Source data:

##########

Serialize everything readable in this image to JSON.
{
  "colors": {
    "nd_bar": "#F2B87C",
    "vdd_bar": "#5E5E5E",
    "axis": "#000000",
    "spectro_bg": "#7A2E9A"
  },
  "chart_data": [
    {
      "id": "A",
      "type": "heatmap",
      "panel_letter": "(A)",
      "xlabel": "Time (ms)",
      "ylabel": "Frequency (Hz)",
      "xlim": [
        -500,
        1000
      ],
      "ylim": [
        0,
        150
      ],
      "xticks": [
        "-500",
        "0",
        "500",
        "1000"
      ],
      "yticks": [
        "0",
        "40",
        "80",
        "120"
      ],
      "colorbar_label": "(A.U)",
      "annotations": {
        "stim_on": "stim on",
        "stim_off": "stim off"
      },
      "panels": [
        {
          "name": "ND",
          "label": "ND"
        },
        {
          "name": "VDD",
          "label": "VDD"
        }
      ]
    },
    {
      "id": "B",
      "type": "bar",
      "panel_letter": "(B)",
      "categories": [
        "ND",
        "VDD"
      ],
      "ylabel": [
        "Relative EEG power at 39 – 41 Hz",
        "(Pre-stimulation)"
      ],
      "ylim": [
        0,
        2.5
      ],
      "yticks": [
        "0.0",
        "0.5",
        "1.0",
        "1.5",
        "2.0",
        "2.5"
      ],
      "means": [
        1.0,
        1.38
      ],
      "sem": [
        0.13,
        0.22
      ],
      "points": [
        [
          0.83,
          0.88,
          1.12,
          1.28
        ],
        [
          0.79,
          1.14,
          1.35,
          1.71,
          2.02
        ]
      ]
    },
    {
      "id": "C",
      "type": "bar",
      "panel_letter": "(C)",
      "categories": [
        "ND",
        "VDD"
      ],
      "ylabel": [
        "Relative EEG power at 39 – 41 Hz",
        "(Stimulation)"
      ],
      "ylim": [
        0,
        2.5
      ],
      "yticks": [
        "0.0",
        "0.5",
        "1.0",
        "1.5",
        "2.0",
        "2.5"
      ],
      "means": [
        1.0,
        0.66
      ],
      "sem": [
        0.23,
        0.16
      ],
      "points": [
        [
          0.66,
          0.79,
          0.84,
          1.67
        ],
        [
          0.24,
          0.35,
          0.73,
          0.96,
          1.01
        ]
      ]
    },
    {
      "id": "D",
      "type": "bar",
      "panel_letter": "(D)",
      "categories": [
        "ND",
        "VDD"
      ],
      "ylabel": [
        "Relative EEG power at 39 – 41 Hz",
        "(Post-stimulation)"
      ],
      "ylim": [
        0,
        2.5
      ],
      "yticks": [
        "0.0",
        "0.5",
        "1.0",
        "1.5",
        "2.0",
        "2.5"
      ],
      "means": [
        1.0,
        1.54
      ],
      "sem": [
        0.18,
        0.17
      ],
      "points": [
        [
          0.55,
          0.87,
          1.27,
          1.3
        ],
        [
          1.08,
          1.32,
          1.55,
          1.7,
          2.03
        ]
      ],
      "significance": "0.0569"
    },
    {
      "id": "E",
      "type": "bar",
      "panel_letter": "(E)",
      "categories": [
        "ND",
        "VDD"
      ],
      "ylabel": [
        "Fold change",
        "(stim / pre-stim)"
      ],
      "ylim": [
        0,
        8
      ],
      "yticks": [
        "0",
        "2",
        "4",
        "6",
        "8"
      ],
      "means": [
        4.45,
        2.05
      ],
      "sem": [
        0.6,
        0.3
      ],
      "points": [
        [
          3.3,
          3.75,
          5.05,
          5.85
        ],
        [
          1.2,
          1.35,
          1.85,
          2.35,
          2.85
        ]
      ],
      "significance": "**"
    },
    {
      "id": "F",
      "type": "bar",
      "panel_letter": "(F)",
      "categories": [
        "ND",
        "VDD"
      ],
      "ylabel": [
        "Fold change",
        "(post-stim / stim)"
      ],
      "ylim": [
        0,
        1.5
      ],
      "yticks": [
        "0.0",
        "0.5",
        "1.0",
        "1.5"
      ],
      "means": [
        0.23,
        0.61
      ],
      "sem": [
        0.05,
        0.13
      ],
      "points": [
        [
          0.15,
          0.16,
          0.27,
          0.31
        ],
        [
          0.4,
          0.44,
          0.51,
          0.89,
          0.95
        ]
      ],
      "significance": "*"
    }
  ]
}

##########

▸ **THE PROBLEM**: Write out every record verbatim.

▸ **COMPLETED TASK**:
Serialize everything readable in this image to JSON.
{
  "colors": {
    "nd_bar": "#F2B87C",
    "vdd_bar": "#5E5E5E",
    "axis": "#000000",
    "spectro_bg": "#7A2E9A"
  },
  "chart_data": [
    {
      "id": "A",
      "type": "heatmap",
      "panel_letter": "(A)",
      "xlabel": "Time (ms)",
      "ylabel": "Frequency (Hz)",
      "xlim": [
        -500,
        1000
      ],
      "ylim": [
        0,
        150
      ],
      "xticks": [
        "-500",
        "0",
        "500",
        "1000"
      ],
      "yticks": [
        "0",
        "40",
        "80",
        "120"
      ],
      "colorbar_label": "(A.U)",
      "annotations": {
        "stim_on": "stim on",
        "stim_off": "stim off"
      },
      "panels": [
        {
          "name": "ND",
          "label": "ND"
        },
        {
          "name": "VDD",
          "label": "VDD"
        }
      ]
    },
    {
      "id": "B",
      "type": "bar",
      "panel_letter": "(B)",
      "categories": [
        "ND",
        "VDD"
      ],
      "ylabel": [
        "Relative EEG power at 39 – 41 Hz",
        "(Pre-stimulation)"
      ],
      "ylim": [
        0,
        2.5
      ],
      "yticks": [
        "0.0",
        "0.5",
        "1.0",
        "1.5",
        "2.0",
        "2.5"
      ],
      "means": [
        1.0,
        1.38
      ],
      "sem": [
        0.13,
        0.22
      ],
      "points": [
        [
          0.83,
          0.88,
          1.12,
          1.28
        ],
        [
          0.79,
          1.14,
          1.35,
          1.71,
          2.02
        ]
      ]
    },
    {
      "id": "C",
      "type": "bar",
      "panel_letter": "(C)",
      "categories": [
        "ND",
        "VDD"
      ],
      "ylabel": [
        "Relative EEG power at 39 – 41 Hz",
        "(Stimulation)"
      ],
      "ylim": [
        0,
        2.5
      ],
      "yticks": [
        "0.0",
        "0.5",
        "1.0",
        "1.5",
        "2.0",
        "2.5"
      ],
      "means": [
        1.0,
        0.66
      ],
      "sem": [
        0.23,
        0.16
      ],
      "points": [
        [
          0.66,
          0.79,
          0.84,
          1.67
        ],
        [
          0.24,
          0.35,
          0.73,
          0.96,
          1.01
        ]
      ]
    },
    {
      "id": "D",
      "type": "bar",
      "panel_letter": "(D)",
      "categories": [
        "ND",
        "VDD"
      ],
      "ylabel": [
        "Relative EEG power at 39 – 41 Hz",
        "(Post-stimulation)"
      ],
      "ylim": [
        0,
        2.5
      ],
      "yticks": [
        "0.0",
        "0.5",
        "1.0",
        "1.5",
        "2.0",
        "2.5"
      ],
      "means": [
        1.0,
        1.54
      ],
      "sem": [
        0.18,
        0.17
      ],
      "points": [
        [
          0.55,
          0.87,
          1.27,
          1.3
        ],
        [
          1.08,
          1.32,
          1.55,
          1.7,
          2.03
        ]
      ],
      "significance": "0.0569"
    },
    {
      "id": "E",
      "type": "bar",
      "panel_letter": "(E)",
      "categories": [
        "ND",
        "VDD"
      ],
      "ylabel": [
        "Fold change",
        "(stim / pre-stim)"
      ],
      "ylim": [
        0,
        8
      ],
      "yticks": [
        "0",
        "2",
        "4",
        "6",
        "8"
      ],
      "means": [
        4.45,
        2.05
      ],
      "sem": [
        0.6,
        0.3
      ],
      "points": [
        [
          3.3,
          3.75,
          5.05,
          5.85
        ],
        [
          1.2,
          1.35,
          1.85,
          2.35,
          2.85
        ]
      ],
      "significance": "**"
    },
    {
      "id": "F",
      "type": "bar",
      "panel_letter": "(F)",
      "categories": [
        "ND",
        "VDD"
      ],
      "ylabel": [
        "Fold change",
        "(post-stim / stim)"
      ],
      "ylim": [
        0,
        1.5
      ],
      "yticks": [
        "0.0",
        "0.5",
        "1.0",
        "1.5"
      ],
      "means": [
        0.23,
        0.61
      ],
      "sem": [
        0.05,
        0.13
      ],
      "points": [
        [
          0.15,
          0.16,
          0.27,
          0.31
        ],
        [
          0.4,
          0.44,
          0.51,
          0.89,
          0.95
        ]
      ],
      "significance": "*"
    }
  ]
}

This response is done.